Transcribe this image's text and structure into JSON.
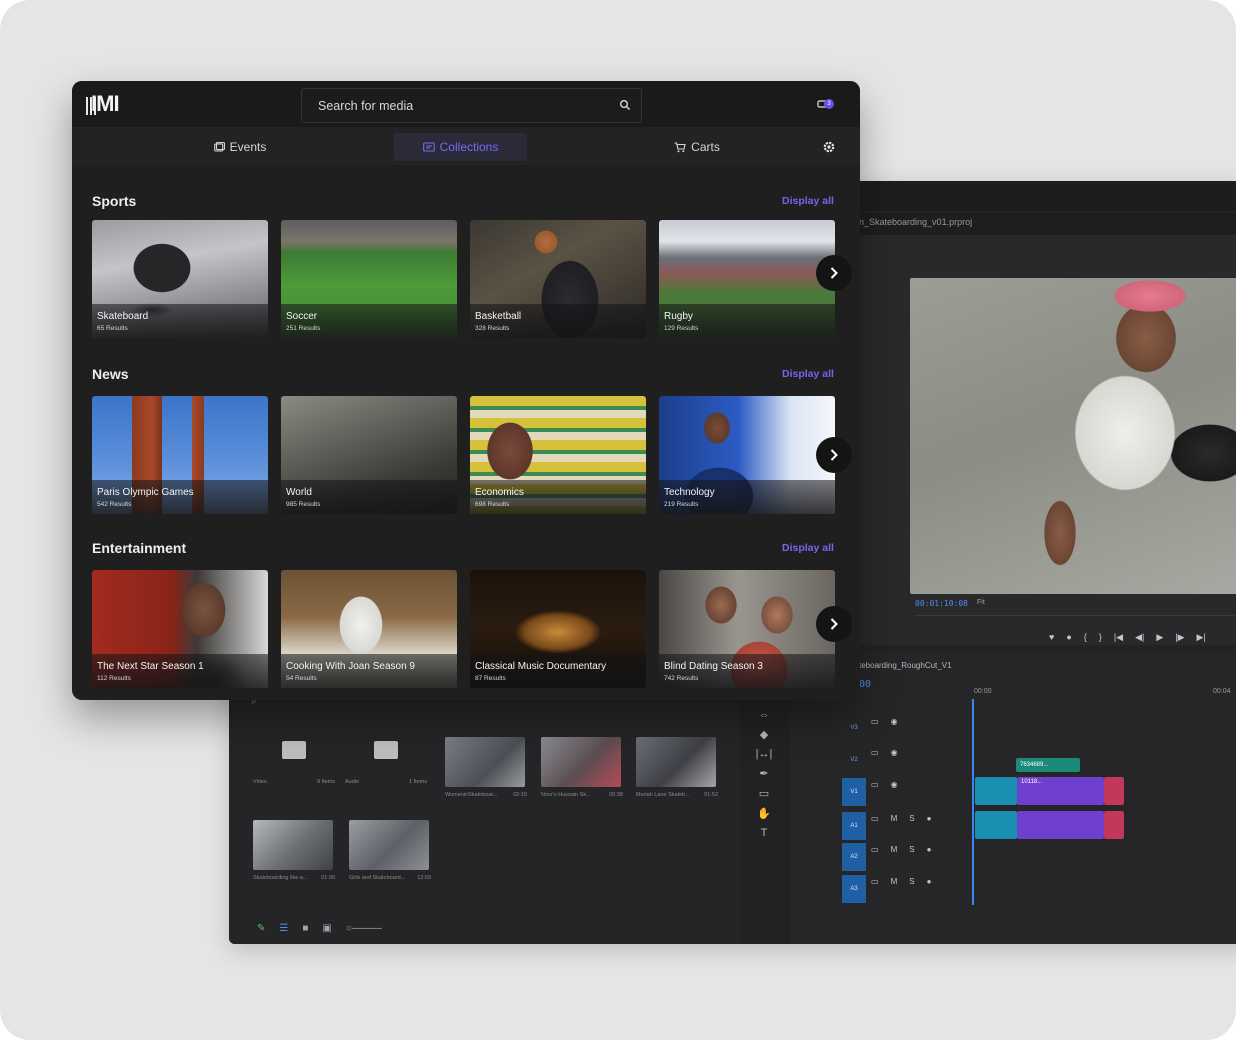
{
  "app": {
    "logo_text": "IMI",
    "search": {
      "placeholder": "Search for media"
    },
    "notification_count": "3",
    "tabs": [
      {
        "label": "Events",
        "icon": "events-icon",
        "active": false
      },
      {
        "label": "Collections",
        "icon": "collections-icon",
        "active": true
      },
      {
        "label": "Carts",
        "icon": "cart-icon",
        "active": false
      }
    ],
    "display_all_label": "Display all",
    "sections": [
      {
        "title": "Sports",
        "items": [
          {
            "title": "Skateboard",
            "count": "65 Results"
          },
          {
            "title": "Soccer",
            "count": "251 Results"
          },
          {
            "title": "Basketball",
            "count": "328 Results"
          },
          {
            "title": "Rugby",
            "count": "129 Results"
          }
        ]
      },
      {
        "title": "News",
        "items": [
          {
            "title": "Paris Olympic Games",
            "count": "542 Results"
          },
          {
            "title": "World",
            "count": "985 Results"
          },
          {
            "title": "Economics",
            "count": "698 Results"
          },
          {
            "title": "Technology",
            "count": "219 Results"
          }
        ]
      },
      {
        "title": "Entertainment",
        "items": [
          {
            "title": "The Next Star Season 1",
            "count": "112 Results"
          },
          {
            "title": "Cooking With Joan Season 9",
            "count": "54 Results"
          },
          {
            "title": "Classical Music Documentary",
            "count": "87 Results"
          },
          {
            "title": "Blind Dating Season 3",
            "count": "742 Results"
          }
        ]
      }
    ],
    "colors": {
      "accent": "#7565f0",
      "background": "#1f1f20"
    }
  },
  "premiere": {
    "project_title": "n_Skateboarding_v01.prproj",
    "program_timecode": "00:01:10:08",
    "fit_label": "Fit",
    "sequence_name": "teboarding_RoughCut_V1",
    "sequence_timecode": "00",
    "timeline_time_start": "00:00",
    "timeline_time_end": "00:04",
    "bin_items": [
      {
        "name": "Video",
        "count": "9 Items"
      },
      {
        "name": "Audio",
        "count": "1 Items"
      },
      {
        "name": "WomeninSkateboar...",
        "duration": "02:15"
      },
      {
        "name": "Noor's Hussain Sk...",
        "duration": "00:38"
      },
      {
        "name": "Mariah Lane Skateb...",
        "duration": "01:52"
      },
      {
        "name": "Skateboarding like a...",
        "duration": "01:30"
      },
      {
        "name": "Girls and Skateboard...",
        "duration": "12:03"
      }
    ],
    "tracks": [
      "V3",
      "V2",
      "V1",
      "A1",
      "A2",
      "A3"
    ],
    "clip_labels": {
      "clip_a": "7634689...",
      "clip_b": "10118..."
    },
    "track_buttons": {
      "mute": "M",
      "solo": "S"
    },
    "colors": {
      "timecode": "#4d8df0",
      "clip_video": "#6f3fcf",
      "clip_audio": "#1a8fb0"
    }
  }
}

**TASK DIRECTIONS:**
Look through the data above. Each line containing the word "Results" needs to be copied.

**EXERCISE OUTPUT:**
            "count": "65 Results"
            "count": "251 Results"
            "count": "328 Results"
            "count": "129 Results"
            "count": "542 Results"
            "count": "985 Results"
            "count": "698 Results"
            "count": "219 Results"
            "count": "112 Results"
            "count": "54 Results"
            "count": "87 Results"
            "count": "742 Results"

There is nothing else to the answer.